*INPUT FOR THIS TASK*
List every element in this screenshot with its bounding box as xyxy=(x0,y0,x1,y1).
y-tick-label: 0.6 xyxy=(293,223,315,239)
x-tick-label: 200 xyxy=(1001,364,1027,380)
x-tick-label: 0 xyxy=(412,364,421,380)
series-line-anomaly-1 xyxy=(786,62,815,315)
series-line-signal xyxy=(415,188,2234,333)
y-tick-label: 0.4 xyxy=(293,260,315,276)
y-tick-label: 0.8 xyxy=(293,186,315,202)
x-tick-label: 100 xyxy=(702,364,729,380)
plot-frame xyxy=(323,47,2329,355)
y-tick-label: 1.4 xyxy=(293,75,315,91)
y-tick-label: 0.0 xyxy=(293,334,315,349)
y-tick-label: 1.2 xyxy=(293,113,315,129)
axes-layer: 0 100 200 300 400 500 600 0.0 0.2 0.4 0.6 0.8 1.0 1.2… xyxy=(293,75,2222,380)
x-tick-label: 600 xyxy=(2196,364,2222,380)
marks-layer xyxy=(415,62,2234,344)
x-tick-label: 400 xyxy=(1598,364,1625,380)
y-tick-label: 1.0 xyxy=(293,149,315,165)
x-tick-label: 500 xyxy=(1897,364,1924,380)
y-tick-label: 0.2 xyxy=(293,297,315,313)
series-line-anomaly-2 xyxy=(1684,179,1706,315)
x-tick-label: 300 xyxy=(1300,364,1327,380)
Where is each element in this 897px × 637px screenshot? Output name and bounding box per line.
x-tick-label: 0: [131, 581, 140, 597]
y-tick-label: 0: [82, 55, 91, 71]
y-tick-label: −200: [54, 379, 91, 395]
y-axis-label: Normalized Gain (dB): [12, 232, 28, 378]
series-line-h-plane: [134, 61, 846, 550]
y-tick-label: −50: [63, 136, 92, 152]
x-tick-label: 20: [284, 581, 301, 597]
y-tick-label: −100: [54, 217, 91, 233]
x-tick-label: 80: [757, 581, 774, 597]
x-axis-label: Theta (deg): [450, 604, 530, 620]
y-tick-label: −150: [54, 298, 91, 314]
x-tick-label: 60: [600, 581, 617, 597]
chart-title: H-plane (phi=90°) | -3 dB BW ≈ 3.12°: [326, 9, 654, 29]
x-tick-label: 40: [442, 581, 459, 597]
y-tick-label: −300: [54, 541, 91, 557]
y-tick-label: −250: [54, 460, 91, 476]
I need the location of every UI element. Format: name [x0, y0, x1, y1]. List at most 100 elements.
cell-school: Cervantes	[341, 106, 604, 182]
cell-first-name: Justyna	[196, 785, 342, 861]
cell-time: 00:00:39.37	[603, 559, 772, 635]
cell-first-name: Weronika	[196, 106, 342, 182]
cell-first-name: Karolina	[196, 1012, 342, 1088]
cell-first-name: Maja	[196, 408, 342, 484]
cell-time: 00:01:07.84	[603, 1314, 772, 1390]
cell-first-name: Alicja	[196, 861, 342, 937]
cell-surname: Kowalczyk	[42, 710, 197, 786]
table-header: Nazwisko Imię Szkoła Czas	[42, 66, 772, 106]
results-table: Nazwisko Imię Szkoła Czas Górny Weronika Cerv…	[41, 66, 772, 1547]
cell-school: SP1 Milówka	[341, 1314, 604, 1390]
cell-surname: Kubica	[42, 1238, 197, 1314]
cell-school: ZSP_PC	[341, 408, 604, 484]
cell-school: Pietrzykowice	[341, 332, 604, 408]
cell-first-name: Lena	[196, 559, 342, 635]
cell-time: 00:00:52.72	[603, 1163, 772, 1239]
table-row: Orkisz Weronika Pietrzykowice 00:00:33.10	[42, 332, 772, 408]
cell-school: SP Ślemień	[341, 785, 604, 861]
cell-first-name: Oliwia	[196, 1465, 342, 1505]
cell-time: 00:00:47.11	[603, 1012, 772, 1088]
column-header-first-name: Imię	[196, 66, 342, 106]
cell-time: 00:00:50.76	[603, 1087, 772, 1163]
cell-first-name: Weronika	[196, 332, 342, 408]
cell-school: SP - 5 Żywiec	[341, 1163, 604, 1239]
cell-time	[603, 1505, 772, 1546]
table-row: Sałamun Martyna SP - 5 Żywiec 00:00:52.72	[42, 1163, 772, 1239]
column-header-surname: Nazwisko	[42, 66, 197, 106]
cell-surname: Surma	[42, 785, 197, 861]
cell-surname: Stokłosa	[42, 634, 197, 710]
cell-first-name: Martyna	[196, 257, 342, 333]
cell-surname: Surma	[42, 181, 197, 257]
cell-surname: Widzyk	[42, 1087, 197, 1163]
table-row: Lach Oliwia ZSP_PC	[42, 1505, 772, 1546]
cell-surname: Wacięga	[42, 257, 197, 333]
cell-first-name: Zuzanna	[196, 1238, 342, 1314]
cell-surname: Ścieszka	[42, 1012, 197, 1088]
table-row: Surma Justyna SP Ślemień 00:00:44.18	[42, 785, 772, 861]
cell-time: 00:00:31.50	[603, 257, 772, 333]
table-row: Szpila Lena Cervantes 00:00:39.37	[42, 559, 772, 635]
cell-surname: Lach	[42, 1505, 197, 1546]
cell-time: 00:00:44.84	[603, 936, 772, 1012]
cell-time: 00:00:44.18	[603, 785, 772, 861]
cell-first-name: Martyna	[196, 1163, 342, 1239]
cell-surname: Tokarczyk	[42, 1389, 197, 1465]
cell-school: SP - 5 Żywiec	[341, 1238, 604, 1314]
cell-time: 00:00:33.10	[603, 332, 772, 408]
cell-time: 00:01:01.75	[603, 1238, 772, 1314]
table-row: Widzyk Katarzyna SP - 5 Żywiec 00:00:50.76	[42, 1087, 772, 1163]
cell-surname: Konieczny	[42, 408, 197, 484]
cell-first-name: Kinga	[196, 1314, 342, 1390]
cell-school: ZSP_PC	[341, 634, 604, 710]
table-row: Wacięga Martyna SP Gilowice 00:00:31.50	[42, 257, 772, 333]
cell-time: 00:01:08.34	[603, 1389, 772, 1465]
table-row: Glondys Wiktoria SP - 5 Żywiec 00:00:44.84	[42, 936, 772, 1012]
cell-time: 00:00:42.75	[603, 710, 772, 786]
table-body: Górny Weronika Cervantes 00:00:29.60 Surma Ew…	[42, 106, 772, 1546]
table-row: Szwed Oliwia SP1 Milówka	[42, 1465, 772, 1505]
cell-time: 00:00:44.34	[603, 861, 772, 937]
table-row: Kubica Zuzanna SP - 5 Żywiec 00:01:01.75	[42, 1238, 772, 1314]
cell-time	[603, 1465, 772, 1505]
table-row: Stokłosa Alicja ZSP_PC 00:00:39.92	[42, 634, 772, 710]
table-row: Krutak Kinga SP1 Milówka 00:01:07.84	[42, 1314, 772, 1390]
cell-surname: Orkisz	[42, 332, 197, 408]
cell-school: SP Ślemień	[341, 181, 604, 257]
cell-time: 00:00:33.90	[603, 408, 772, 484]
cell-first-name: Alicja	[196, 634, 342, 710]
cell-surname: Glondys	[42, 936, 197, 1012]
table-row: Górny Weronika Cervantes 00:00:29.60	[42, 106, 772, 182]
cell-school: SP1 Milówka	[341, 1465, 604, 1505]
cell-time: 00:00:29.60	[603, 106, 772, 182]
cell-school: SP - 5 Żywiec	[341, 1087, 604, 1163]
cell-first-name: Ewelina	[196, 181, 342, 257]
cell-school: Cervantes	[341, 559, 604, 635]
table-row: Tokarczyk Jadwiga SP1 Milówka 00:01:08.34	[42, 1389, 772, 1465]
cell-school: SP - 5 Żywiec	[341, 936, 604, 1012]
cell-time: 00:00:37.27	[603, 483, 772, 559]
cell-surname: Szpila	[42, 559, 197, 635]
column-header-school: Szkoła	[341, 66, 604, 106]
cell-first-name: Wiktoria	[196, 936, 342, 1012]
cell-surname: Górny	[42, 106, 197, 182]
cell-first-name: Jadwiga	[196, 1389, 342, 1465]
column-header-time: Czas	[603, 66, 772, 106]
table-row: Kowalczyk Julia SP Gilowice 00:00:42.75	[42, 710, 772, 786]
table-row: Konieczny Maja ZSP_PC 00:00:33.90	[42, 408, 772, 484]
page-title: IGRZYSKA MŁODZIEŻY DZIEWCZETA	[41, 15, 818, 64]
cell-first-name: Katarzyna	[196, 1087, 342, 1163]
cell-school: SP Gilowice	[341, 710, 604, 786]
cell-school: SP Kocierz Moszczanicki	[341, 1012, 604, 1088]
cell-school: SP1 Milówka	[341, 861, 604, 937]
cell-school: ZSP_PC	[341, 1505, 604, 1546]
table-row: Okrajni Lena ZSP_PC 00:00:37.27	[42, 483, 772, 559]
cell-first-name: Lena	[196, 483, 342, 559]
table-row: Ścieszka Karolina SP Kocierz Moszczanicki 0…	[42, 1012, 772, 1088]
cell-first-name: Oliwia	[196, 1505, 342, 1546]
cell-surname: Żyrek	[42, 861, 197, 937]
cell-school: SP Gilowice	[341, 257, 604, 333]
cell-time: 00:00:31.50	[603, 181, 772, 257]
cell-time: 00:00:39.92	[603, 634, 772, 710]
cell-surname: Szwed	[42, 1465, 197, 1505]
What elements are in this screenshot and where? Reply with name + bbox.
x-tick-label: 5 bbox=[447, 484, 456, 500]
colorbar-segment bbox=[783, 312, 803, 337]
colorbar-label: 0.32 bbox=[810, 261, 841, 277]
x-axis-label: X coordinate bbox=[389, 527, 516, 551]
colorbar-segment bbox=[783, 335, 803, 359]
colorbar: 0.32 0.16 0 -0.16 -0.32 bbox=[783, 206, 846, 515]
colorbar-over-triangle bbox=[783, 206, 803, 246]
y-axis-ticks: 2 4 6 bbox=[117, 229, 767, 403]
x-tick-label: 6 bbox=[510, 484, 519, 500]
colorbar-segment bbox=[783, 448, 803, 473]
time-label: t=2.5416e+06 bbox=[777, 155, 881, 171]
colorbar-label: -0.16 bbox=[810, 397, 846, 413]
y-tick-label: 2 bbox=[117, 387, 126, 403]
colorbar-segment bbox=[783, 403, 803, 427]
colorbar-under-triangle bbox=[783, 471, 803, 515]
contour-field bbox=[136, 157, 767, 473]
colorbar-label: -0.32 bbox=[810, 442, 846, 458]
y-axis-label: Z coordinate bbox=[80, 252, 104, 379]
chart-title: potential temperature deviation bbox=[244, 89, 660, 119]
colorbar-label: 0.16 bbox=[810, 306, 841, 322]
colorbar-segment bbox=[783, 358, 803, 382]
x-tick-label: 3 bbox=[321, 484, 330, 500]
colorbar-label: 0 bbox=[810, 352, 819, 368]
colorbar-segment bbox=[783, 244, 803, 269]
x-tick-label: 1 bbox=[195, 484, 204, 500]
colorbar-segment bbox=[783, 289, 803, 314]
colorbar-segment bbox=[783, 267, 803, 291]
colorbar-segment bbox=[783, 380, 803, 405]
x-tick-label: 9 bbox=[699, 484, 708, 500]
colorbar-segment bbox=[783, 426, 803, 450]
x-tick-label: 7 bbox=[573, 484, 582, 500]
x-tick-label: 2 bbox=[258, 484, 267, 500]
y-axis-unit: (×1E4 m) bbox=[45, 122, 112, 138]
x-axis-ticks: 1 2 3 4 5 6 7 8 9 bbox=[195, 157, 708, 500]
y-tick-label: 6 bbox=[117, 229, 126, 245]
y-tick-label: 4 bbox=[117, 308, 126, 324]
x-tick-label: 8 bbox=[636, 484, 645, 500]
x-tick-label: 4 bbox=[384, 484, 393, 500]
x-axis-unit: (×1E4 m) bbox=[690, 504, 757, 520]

*THE EXERCISE*
Reproduce the records from their first line through the line containing "y-tick-label: 0.4 xyxy=(293,260,315,276)", inclusive, with "screenshot" changed to "chart image" and nothing else altered. Give only those lines.

*TASK ANSWER*
List every element in this chart image with its bounding box as xyxy=(x0,y0,x1,y1).
y-tick-label: 0.6 xyxy=(293,223,315,239)
x-tick-label: 200 xyxy=(1001,364,1027,380)
x-tick-label: 0 xyxy=(412,364,421,380)
series-line-anomaly-1 xyxy=(786,62,815,315)
series-line-signal xyxy=(415,188,2234,333)
y-tick-label: 0.4 xyxy=(293,260,315,276)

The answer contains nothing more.